Given exercise>
Some lines in the listing below may include the string "color". How many are there? Give only the number.

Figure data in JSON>
=-=-=-=-=
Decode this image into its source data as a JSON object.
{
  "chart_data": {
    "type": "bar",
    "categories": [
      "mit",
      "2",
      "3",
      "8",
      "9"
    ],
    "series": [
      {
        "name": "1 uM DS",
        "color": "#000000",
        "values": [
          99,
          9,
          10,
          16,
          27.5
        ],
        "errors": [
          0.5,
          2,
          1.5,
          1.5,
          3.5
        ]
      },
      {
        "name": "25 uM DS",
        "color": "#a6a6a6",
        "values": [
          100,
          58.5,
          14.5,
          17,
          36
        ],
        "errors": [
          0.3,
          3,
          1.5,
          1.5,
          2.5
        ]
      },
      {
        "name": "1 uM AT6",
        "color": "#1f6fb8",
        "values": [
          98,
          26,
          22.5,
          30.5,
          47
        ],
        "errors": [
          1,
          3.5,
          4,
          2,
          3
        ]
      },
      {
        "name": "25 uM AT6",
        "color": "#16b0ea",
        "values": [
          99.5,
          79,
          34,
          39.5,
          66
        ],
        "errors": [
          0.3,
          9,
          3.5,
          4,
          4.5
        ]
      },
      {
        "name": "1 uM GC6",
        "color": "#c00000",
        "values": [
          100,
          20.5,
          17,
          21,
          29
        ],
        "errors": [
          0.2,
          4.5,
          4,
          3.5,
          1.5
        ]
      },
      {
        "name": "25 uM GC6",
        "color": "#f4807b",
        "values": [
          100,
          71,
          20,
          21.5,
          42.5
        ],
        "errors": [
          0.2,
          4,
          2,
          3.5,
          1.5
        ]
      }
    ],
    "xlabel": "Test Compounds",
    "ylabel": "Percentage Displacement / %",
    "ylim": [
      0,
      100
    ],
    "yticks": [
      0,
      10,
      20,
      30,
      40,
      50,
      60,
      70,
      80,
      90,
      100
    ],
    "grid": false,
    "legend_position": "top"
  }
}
=-=-=-=-=
Answer>
6